## SUPPLIED RECORDS

════════

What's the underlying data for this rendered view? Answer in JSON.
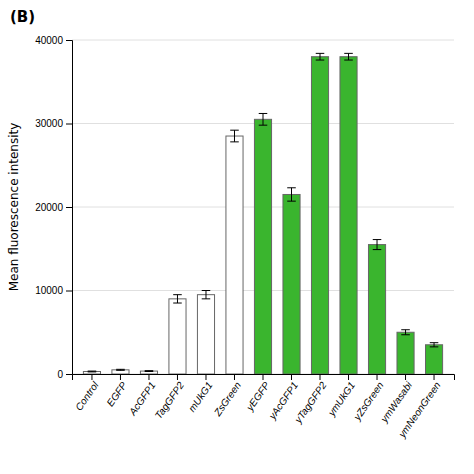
{
  "chart_data": {
    "type": "bar",
    "categories": [
      "Control",
      "EGFP",
      "AcGFP1",
      "TagGFP2",
      "mUkG1",
      "ZsGreen",
      "yEGFP",
      "yAcGFP1",
      "yTagGFP2",
      "ymUkG1",
      "yZsGreen",
      "ymWasabi",
      "ymNeonGreen"
    ],
    "values": [
      300,
      500,
      350,
      9000,
      9500,
      28500,
      30500,
      21500,
      38000,
      38000,
      15500,
      5000,
      3500
    ],
    "errors": [
      50,
      60,
      50,
      500,
      500,
      700,
      700,
      800,
      400,
      400,
      600,
      300,
      250
    ],
    "colors": [
      "white",
      "white",
      "white",
      "white",
      "white",
      "white",
      "#3ab52e",
      "#3ab52e",
      "#3ab52e",
      "#3ab52e",
      "#3ab52e",
      "#3ab52e",
      "#3ab52e"
    ],
    "ylabel": "Mean fluorescence intensity",
    "ylim": [
      0,
      40000
    ],
    "yticks": [
      0,
      10000,
      20000,
      30000,
      40000
    ],
    "grid": true,
    "annotations": [
      "(B)"
    ]
  }
}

════════

## SET EXERCISE
Except for the pictures, copy the material above exactly.

## EXERCISE RESPONSE
What's the underlying data for this rendered view? Answer in JSON.
{
  "chart_data": {
    "type": "bar",
    "categories": [
      "Control",
      "EGFP",
      "AcGFP1",
      "TagGFP2",
      "mUkG1",
      "ZsGreen",
      "yEGFP",
      "yAcGFP1",
      "yTagGFP2",
      "ymUkG1",
      "yZsGreen",
      "ymWasabi",
      "ymNeonGreen"
    ],
    "values": [
      300,
      500,
      350,
      9000,
      9500,
      28500,
      30500,
      21500,
      38000,
      38000,
      15500,
      5000,
      3500
    ],
    "errors": [
      50,
      60,
      50,
      500,
      500,
      700,
      700,
      800,
      400,
      400,
      600,
      300,
      250
    ],
    "colors": [
      "white",
      "white",
      "white",
      "white",
      "white",
      "white",
      "#3ab52e",
      "#3ab52e",
      "#3ab52e",
      "#3ab52e",
      "#3ab52e",
      "#3ab52e",
      "#3ab52e"
    ],
    "ylabel": "Mean fluorescence intensity",
    "ylim": [
      0,
      40000
    ],
    "yticks": [
      0,
      10000,
      20000,
      30000,
      40000
    ],
    "grid": true,
    "annotations": [
      "(B)"
    ]
  }
}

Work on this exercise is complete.